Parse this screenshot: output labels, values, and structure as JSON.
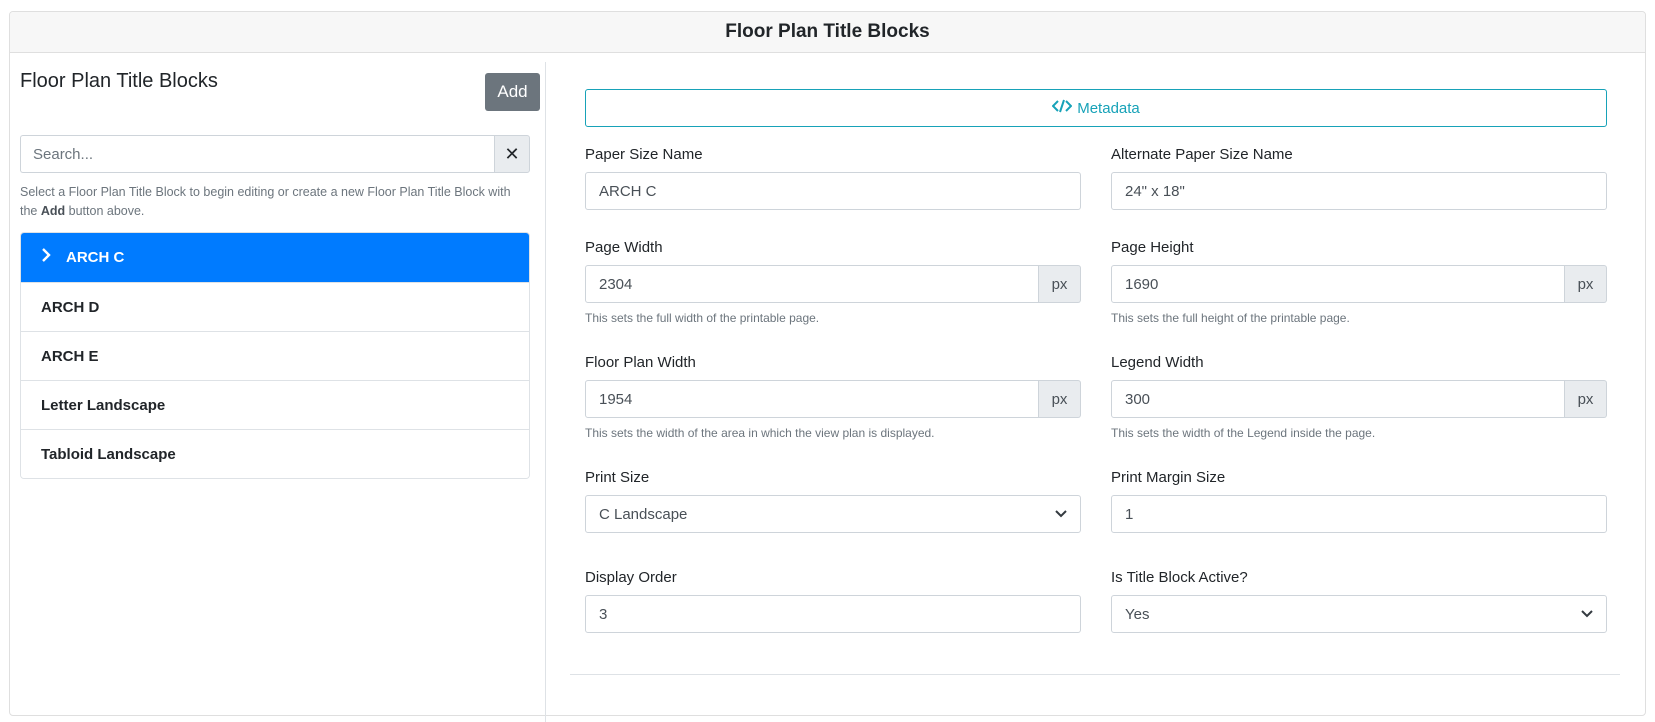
{
  "header": {
    "title": "Floor Plan Title Blocks"
  },
  "sidebar": {
    "title": "Floor Plan Title Blocks",
    "add_label": "Add",
    "search_placeholder": "Search...",
    "clear_icon": "✕",
    "help_prefix": "Select a Floor Plan Title Block to begin editing or create a new Floor Plan Title Block with the ",
    "help_bold": "Add",
    "help_suffix": " button above.",
    "items": [
      {
        "label": "ARCH C",
        "active": true
      },
      {
        "label": "ARCH D"
      },
      {
        "label": "ARCH E"
      },
      {
        "label": "Letter Landscape"
      },
      {
        "label": "Tabloid Landscape"
      }
    ]
  },
  "form": {
    "metadata_label": "Metadata",
    "paper_size_name": {
      "label": "Paper Size Name",
      "value": "ARCH C"
    },
    "alt_paper_size_name": {
      "label": "Alternate Paper Size Name",
      "value": "24\" x 18\""
    },
    "page_width": {
      "label": "Page Width",
      "value": "2304",
      "unit": "px",
      "help": "This sets the full width of the printable page."
    },
    "page_height": {
      "label": "Page Height",
      "value": "1690",
      "unit": "px",
      "help": "This sets the full height of the printable page."
    },
    "floor_plan_width": {
      "label": "Floor Plan Width",
      "value": "1954",
      "unit": "px",
      "help": "This sets the width of the area in which the view plan is displayed."
    },
    "legend_width": {
      "label": "Legend Width",
      "value": "300",
      "unit": "px",
      "help": "This sets the width of the Legend inside the page."
    },
    "print_size": {
      "label": "Print Size",
      "value": "C Landscape"
    },
    "print_margin_size": {
      "label": "Print Margin Size",
      "value": "1"
    },
    "display_order": {
      "label": "Display Order",
      "value": "3"
    },
    "is_active": {
      "label": "Is Title Block Active?",
      "value": "Yes"
    }
  }
}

--*--

● **SHORT TASK**:
Search the data above for lines holding "Blocks" and copy each of them.

● **SOLUTION FOR THIS PROBLEM**:
    "title": "Floor Plan Title Blocks"
    "title": "Floor Plan Title Blocks",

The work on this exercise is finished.